_What you will do_. Filter the entries that follow, copying every line in which the word "nachts" appears.
* Start Data provided *
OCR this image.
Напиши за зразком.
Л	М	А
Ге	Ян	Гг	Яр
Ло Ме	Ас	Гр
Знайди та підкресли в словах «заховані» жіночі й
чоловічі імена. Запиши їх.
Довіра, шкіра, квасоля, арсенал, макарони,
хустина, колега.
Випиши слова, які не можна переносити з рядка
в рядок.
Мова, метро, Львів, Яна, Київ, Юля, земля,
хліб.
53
* End Data provided *
* Start Data provided *
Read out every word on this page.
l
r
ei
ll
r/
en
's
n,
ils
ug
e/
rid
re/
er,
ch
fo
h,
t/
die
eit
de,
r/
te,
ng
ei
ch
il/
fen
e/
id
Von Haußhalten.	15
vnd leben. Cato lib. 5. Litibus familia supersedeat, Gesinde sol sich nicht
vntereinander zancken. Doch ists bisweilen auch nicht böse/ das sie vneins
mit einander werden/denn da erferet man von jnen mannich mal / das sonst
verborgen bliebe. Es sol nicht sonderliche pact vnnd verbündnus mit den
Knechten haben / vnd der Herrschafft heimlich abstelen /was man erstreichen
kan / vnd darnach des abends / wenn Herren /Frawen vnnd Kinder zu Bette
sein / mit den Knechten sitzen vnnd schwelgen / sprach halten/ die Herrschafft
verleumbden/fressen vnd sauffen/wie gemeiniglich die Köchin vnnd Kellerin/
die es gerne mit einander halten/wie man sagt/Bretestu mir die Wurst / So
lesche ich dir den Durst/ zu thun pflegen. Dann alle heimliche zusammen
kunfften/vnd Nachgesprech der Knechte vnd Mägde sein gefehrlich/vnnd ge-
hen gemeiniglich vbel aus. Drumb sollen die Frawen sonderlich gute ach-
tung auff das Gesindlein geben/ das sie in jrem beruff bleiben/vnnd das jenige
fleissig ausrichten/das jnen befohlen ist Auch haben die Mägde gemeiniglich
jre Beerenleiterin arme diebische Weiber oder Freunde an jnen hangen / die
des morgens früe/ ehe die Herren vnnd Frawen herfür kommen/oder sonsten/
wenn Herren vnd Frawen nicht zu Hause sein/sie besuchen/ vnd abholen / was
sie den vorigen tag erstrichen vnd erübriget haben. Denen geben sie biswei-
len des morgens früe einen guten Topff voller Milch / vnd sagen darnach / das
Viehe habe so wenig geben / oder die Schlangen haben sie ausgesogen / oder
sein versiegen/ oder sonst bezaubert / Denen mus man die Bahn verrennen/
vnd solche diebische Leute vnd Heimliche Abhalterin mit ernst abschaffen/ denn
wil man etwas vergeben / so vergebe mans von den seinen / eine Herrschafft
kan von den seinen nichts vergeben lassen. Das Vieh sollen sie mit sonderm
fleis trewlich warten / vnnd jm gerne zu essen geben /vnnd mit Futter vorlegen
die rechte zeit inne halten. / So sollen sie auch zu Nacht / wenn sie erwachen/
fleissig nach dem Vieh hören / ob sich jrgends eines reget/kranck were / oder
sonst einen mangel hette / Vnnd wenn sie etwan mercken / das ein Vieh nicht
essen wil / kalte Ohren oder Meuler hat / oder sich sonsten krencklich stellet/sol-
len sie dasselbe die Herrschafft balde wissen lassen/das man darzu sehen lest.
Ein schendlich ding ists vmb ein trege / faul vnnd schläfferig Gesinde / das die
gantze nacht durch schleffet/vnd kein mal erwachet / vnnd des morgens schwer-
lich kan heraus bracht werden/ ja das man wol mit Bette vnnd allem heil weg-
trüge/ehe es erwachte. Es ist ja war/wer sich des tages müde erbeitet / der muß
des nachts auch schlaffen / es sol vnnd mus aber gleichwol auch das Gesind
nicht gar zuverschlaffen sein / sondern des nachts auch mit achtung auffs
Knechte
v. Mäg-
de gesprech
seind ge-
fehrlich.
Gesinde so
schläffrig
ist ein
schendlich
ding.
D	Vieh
* End Data provided *
_Solution to the exercise_.
des nachts auch schlaffen / es sol vnnd mus aber gleichwol auch das Gesind
nicht gar zuverschlaffen sein / sondern des nachts auch mit achtung auffs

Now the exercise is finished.